Find each line holding the word "Parse" and give the number of such lines, nothing else.

[Dataset extract start]

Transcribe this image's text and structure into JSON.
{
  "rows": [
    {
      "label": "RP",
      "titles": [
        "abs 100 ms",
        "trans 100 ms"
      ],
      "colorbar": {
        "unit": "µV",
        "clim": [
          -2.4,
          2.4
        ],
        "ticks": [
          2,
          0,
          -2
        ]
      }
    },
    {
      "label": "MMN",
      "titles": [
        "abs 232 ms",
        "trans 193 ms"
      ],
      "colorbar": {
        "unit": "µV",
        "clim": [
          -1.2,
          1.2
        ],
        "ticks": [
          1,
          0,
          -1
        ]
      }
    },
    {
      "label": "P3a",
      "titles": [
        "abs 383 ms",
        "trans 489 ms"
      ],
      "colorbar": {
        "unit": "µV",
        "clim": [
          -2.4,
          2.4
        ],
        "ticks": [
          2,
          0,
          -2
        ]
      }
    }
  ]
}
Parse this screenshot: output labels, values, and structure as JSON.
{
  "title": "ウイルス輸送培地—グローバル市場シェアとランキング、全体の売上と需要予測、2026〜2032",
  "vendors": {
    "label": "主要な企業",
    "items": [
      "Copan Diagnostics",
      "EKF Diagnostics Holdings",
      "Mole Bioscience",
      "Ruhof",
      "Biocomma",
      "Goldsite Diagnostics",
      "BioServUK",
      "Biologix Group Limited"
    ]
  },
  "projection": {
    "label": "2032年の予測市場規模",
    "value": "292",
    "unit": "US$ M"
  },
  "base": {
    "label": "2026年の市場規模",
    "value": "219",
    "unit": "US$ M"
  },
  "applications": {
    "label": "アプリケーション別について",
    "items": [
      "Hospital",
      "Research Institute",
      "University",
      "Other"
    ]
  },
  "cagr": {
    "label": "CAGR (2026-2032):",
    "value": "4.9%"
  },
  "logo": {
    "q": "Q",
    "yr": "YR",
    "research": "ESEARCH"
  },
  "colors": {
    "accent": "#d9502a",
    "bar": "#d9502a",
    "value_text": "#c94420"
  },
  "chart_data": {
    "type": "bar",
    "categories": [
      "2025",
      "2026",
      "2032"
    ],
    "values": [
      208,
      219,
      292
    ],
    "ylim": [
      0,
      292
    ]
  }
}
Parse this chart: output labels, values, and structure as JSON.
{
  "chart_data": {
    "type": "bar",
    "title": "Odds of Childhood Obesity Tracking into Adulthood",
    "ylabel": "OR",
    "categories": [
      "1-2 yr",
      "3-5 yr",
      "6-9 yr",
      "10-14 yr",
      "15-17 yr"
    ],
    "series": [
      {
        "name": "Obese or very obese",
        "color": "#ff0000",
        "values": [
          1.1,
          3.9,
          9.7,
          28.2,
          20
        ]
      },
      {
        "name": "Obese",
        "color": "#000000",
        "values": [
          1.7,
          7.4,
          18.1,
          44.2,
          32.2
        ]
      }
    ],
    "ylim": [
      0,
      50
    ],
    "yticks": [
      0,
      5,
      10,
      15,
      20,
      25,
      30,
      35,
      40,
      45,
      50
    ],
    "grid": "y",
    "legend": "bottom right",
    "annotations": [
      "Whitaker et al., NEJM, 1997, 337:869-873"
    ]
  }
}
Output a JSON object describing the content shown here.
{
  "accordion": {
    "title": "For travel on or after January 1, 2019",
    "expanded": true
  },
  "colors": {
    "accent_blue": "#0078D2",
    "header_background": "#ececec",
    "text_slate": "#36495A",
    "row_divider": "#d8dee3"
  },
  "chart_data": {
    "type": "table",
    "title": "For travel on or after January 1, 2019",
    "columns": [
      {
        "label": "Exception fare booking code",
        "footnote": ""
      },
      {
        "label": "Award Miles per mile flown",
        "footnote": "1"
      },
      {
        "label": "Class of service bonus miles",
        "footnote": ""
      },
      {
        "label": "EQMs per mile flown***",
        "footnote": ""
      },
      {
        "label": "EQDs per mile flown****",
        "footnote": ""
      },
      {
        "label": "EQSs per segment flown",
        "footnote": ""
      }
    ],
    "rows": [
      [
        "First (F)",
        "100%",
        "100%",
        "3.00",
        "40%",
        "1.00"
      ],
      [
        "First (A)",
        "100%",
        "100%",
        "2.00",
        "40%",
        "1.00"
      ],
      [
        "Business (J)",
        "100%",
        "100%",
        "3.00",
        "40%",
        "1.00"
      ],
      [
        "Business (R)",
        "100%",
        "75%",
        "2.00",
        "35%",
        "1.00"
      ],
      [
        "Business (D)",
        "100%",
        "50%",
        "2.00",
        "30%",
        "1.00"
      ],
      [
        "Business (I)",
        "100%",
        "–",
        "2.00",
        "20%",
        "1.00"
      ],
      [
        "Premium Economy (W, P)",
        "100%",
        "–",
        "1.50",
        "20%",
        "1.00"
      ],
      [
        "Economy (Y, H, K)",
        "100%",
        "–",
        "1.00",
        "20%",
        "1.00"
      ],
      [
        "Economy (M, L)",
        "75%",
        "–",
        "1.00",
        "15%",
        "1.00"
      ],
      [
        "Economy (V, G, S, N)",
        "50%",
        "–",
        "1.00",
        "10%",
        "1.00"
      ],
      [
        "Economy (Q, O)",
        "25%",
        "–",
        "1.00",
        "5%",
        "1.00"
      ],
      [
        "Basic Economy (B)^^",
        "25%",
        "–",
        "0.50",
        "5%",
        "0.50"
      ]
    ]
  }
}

[Dataset extract end]

== Reply to the task ==
2